» DIRECTIONS FOR THIS TASK
Count lines holding the word "TOPIX". Only the number is wanted.

» PROVIDED ENTRIES
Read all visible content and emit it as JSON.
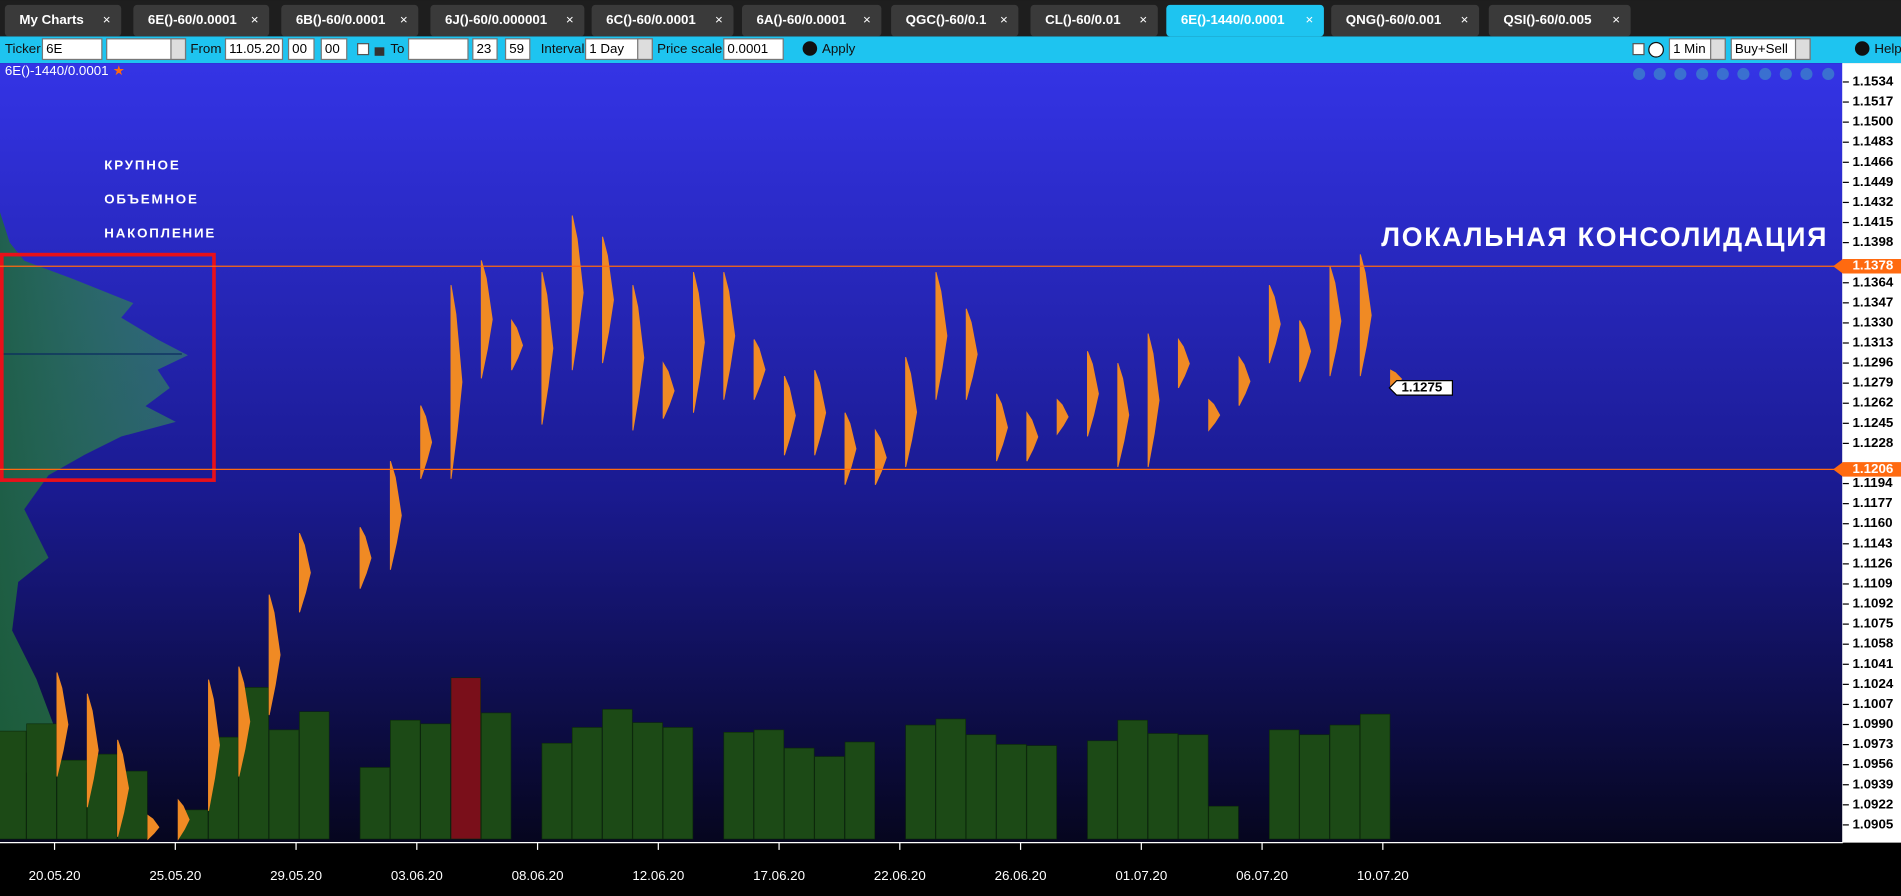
{
  "tabs": [
    "My Charts",
    "6E()-60/0.0001",
    "6B()-60/0.0001",
    "6J()-60/0.000001",
    "6C()-60/0.0001",
    "6A()-60/0.0001",
    "QGC()-60/0.1",
    "CL()-60/0.01",
    "6E()-1440/0.0001",
    "QNG()-60/0.001",
    "QSI()-60/0.005"
  ],
  "active_tab": 8,
  "toolbar": {
    "ticker_label": "Ticker",
    "ticker": "6E",
    "from_label": "From",
    "from_date": "11.05.20",
    "from_hour": "00",
    "from_min": "00",
    "to_label": "To",
    "to_hour": "23",
    "to_min": "59",
    "interval_label": "Interval",
    "interval": "1 Day",
    "price_scale_label": "Price scale",
    "price_scale": "0.0001",
    "apply": "Apply",
    "timeframe": "1 Min",
    "mode": "Buy+Sell",
    "help": "Help"
  },
  "chart_data": {
    "type": "volume-profile",
    "title": "6E()-1440/0.0001",
    "annotation_left": [
      "КРУПНОЕ",
      "ОБЪЕМНОЕ",
      "НАКОПЛЕНИЕ"
    ],
    "annotation_right": "ЛОКАЛЬНАЯ КОНСОЛИДАЦИЯ",
    "ylim": [
      1.089,
      1.155
    ],
    "yticks": [
      1.1534,
      1.1517,
      {
        "value": 1.15,
        "label": "1.1500"
      },
      1.1483,
      1.1466,
      1.1449,
      1.1432,
      1.1415,
      1.1398,
      1.1364,
      1.1347,
      {
        "value": 1.133,
        "label": "1.1330"
      },
      1.1313,
      1.1296,
      1.1279,
      1.1262,
      1.1245,
      1.1228,
      1.1194,
      1.1177,
      {
        "value": 1.116,
        "label": "1.1160"
      },
      1.1143,
      1.1126,
      1.1109,
      1.1092,
      1.1075,
      1.1058,
      1.1041,
      1.1024,
      1.1007,
      {
        "value": 1.099,
        "label": "1.0990"
      },
      1.0973,
      1.0956,
      1.0939,
      1.0922,
      1.0905
    ],
    "xtick_labels": [
      "20.05.20",
      "25.05.20",
      "29.05.20",
      "03.06.20",
      "08.06.20",
      "12.06.20",
      "17.06.20",
      "22.06.20",
      "26.06.20",
      "01.07.20",
      "06.07.20",
      "10.07.20"
    ],
    "levels": [
      1.1378,
      1.1206
    ],
    "level_color": "#ff6a10",
    "last_price": 1.1275,
    "profile_color": "#f08a24",
    "high": [
      null,
      1.1034,
      1.1016,
      1.0977,
      1.0913,
      1.0926,
      1.1028,
      1.1039,
      1.11,
      1.1152,
      null,
      1.1157,
      1.1213,
      1.126,
      1.1362,
      1.1383,
      1.1332,
      1.1373,
      1.1421,
      1.1403,
      1.1362,
      1.1296,
      1.1373,
      1.1373,
      1.1316,
      1.1285,
      1.129,
      1.1254,
      1.1239,
      1.1301,
      1.1373,
      1.1342,
      1.127,
      1.1254,
      1.1265,
      1.1306,
      1.1296,
      1.1321,
      1.1316,
      1.1265,
      1.1301,
      1.1362,
      1.1332,
      1.1378,
      1.1388,
      1.129
    ],
    "low": [
      null,
      1.0946,
      1.092,
      1.0895,
      1.0893,
      1.0893,
      1.0917,
      1.0946,
      1.0998,
      1.1085,
      null,
      1.1105,
      1.1121,
      1.1198,
      1.1198,
      1.1283,
      1.129,
      1.1244,
      1.129,
      1.1296,
      1.1239,
      1.1249,
      1.1254,
      1.1265,
      1.1265,
      1.1218,
      1.1218,
      1.1193,
      1.1193,
      1.1208,
      1.1265,
      1.1265,
      1.1213,
      1.1213,
      1.1236,
      1.1234,
      1.1208,
      1.1208,
      1.1275,
      1.1239,
      1.126,
      1.1296,
      1.128,
      1.1285,
      1.1285,
      1.1275
    ],
    "volume": {
      "color": "#1c4a16",
      "values": [
        89,
        95,
        65,
        70,
        56,
        null,
        24,
        84,
        125,
        90,
        105,
        null,
        59,
        98,
        95,
        133,
        104,
        null,
        79,
        92,
        107,
        96,
        92,
        null,
        88,
        90,
        75,
        68,
        80,
        null,
        94,
        99,
        86,
        78,
        77,
        null,
        81,
        98,
        87,
        86,
        27,
        null,
        90,
        86,
        94,
        103
      ]
    },
    "volume_marked": {
      "color": "#7a0f1a",
      "indices": [
        15
      ]
    }
  }
}
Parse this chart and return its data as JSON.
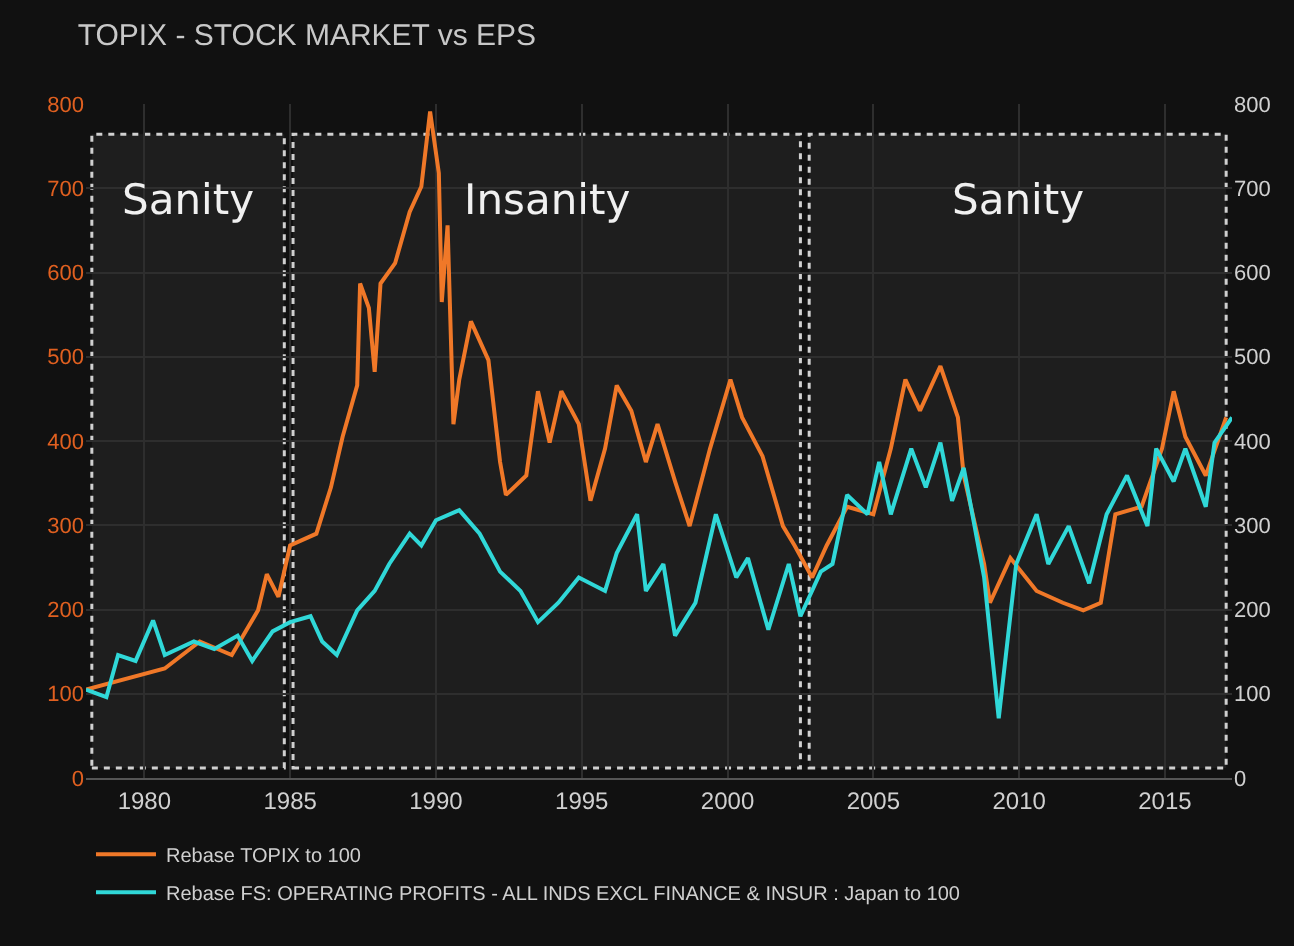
{
  "chart_data": {
    "type": "line",
    "title": "TOPIX - STOCK MARKET vs EPS",
    "xlim": [
      1978,
      2017.3
    ],
    "xticks": [
      1980,
      1985,
      1990,
      1995,
      2000,
      2005,
      2010,
      2015
    ],
    "ylim": [
      0,
      800
    ],
    "yticks": [
      0,
      100,
      200,
      300,
      400,
      500,
      600,
      700,
      800
    ],
    "y2lim": [
      0,
      800
    ],
    "y2ticks": [
      0,
      100,
      200,
      300,
      400,
      500,
      600,
      700,
      800
    ],
    "grid": true,
    "legend": "bottom",
    "line_style": "solid",
    "bands": [
      {
        "axis": "x",
        "from": 1978.2,
        "to": 1984.8,
        "label": "Sanity",
        "color": "#d0d0d0"
      },
      {
        "axis": "x",
        "from": 1985.1,
        "to": 2002.5,
        "label": "Insanity",
        "color": "#d0d0d0"
      },
      {
        "axis": "x",
        "from": 2002.8,
        "to": 2017.1,
        "label": "Sanity",
        "color": "#d0d0d0"
      }
    ],
    "series": [
      {
        "name": "Rebase TOPIX to 100",
        "color": "#f07828",
        "x": [
          1978.0,
          1980.7,
          1981.9,
          1983.0,
          1983.9,
          1984.2,
          1984.6,
          1985.0,
          1985.9,
          1986.4,
          1986.8,
          1987.3,
          1987.4,
          1987.7,
          1987.9,
          1988.1,
          1988.6,
          1989.1,
          1989.5,
          1989.8,
          1990.1,
          1990.2,
          1990.4,
          1990.6,
          1990.8,
          1991.2,
          1991.8,
          1992.2,
          1992.4,
          1993.1,
          1993.5,
          1993.9,
          1994.3,
          1994.9,
          1995.3,
          1995.8,
          1996.2,
          1996.7,
          1997.2,
          1997.6,
          1998.2,
          1998.7,
          1999.4,
          2000.1,
          2000.5,
          2001.2,
          2001.9,
          2002.3,
          2002.9,
          2003.4,
          2004.1,
          2005.0,
          2005.6,
          2006.1,
          2006.6,
          2007.3,
          2007.9,
          2008.1,
          2008.8,
          2009.0,
          2009.7,
          2010.6,
          2011.5,
          2012.2,
          2012.8,
          2013.3,
          2014.2,
          2014.9,
          2015.3,
          2015.7,
          2016.4,
          2017.1
        ],
        "values": [
          105,
          130,
          162,
          146,
          199,
          242,
          215,
          276,
          290,
          345,
          405,
          466,
          587,
          558,
          482,
          587,
          611,
          672,
          702,
          791,
          718,
          565,
          656,
          420,
          473,
          542,
          496,
          375,
          336,
          359,
          459,
          398,
          459,
          420,
          329,
          391,
          466,
          436,
          375,
          420,
          352,
          299,
          391,
          473,
          428,
          382,
          299,
          276,
          238,
          276,
          322,
          313,
          391,
          473,
          436,
          489,
          428,
          359,
          254,
          208,
          261,
          222,
          208,
          199,
          208,
          313,
          322,
          391,
          459,
          405,
          359,
          428
        ]
      },
      {
        "name": "Rebase FS: OPERATING PROFITS - ALL INDS EXCL FINANCE & INSUR : Japan to 100",
        "color": "#30d8d8",
        "x": [
          1978.0,
          1978.7,
          1979.1,
          1979.7,
          1980.3,
          1980.7,
          1981.7,
          1982.4,
          1983.2,
          1983.7,
          1984.4,
          1985.0,
          1985.7,
          1986.1,
          1986.6,
          1987.3,
          1987.9,
          1988.4,
          1989.1,
          1989.5,
          1990.0,
          1990.8,
          1991.5,
          1992.2,
          1992.9,
          1993.5,
          1994.2,
          1994.9,
          1995.8,
          1996.2,
          1996.9,
          1997.2,
          1997.8,
          1998.2,
          1998.9,
          1999.6,
          2000.3,
          2000.7,
          2001.4,
          2002.1,
          2002.5,
          2003.2,
          2003.6,
          2004.1,
          2004.8,
          2005.2,
          2005.6,
          2006.3,
          2006.8,
          2007.3,
          2007.7,
          2008.1,
          2008.8,
          2009.3,
          2009.9,
          2010.6,
          2011.0,
          2011.7,
          2012.4,
          2013.0,
          2013.7,
          2014.4,
          2014.7,
          2015.3,
          2015.7,
          2016.4,
          2016.7,
          2017.3
        ],
        "values": [
          105,
          96,
          146,
          139,
          187,
          146,
          162,
          153,
          169,
          139,
          174,
          185,
          192,
          162,
          146,
          199,
          222,
          254,
          290,
          276,
          306,
          318,
          290,
          245,
          222,
          185,
          208,
          238,
          222,
          267,
          313,
          222,
          254,
          169,
          208,
          313,
          238,
          261,
          176,
          254,
          192,
          245,
          254,
          336,
          313,
          375,
          313,
          391,
          345,
          398,
          329,
          368,
          238,
          71,
          254,
          313,
          254,
          299,
          231,
          313,
          359,
          299,
          391,
          352,
          391,
          322,
          398,
          428
        ]
      }
    ]
  }
}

» CORRECT OUTPUT
2